──────── Data excerpts
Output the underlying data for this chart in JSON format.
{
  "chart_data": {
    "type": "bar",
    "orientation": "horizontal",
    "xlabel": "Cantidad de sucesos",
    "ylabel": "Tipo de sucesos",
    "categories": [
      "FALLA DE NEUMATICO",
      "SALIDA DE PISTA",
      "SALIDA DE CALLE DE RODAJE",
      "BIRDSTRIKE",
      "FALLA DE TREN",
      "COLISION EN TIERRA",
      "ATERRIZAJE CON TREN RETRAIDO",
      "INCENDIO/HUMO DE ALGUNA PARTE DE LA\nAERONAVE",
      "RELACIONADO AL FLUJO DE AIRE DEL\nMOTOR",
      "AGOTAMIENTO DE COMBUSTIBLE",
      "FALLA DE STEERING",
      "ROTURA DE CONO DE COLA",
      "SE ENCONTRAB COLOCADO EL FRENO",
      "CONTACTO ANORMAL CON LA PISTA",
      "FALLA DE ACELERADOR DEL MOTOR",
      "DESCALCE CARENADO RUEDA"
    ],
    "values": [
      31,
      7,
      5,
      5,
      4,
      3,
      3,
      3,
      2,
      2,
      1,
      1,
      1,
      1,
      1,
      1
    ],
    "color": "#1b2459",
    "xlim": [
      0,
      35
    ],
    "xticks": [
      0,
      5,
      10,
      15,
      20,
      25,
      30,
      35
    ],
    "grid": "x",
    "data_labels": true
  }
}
────────────────
■ Objective ■
Repeat every entry exactly as written above.

■ Exercise answer ■
Output the underlying data for this chart in JSON format.
{
  "chart_data": {
    "type": "bar",
    "orientation": "horizontal",
    "xlabel": "Cantidad de sucesos",
    "ylabel": "Tipo de sucesos",
    "categories": [
      "FALLA DE NEUMATICO",
      "SALIDA DE PISTA",
      "SALIDA DE CALLE DE RODAJE",
      "BIRDSTRIKE",
      "FALLA DE TREN",
      "COLISION EN TIERRA",
      "ATERRIZAJE CON TREN RETRAIDO",
      "INCENDIO/HUMO DE ALGUNA PARTE DE LA\nAERONAVE",
      "RELACIONADO AL FLUJO DE AIRE DEL\nMOTOR",
      "AGOTAMIENTO DE COMBUSTIBLE",
      "FALLA DE STEERING",
      "ROTURA DE CONO DE COLA",
      "SE ENCONTRAB COLOCADO EL FRENO",
      "CONTACTO ANORMAL CON LA PISTA",
      "FALLA DE ACELERADOR DEL MOTOR",
      "DESCALCE CARENADO RUEDA"
    ],
    "values": [
      31,
      7,
      5,
      5,
      4,
      3,
      3,
      3,
      2,
      2,
      1,
      1,
      1,
      1,
      1,
      1
    ],
    "color": "#1b2459",
    "xlim": [
      0,
      35
    ],
    "xticks": [
      0,
      5,
      10,
      15,
      20,
      25,
      30,
      35
    ],
    "grid": "x",
    "data_labels": true
  }
}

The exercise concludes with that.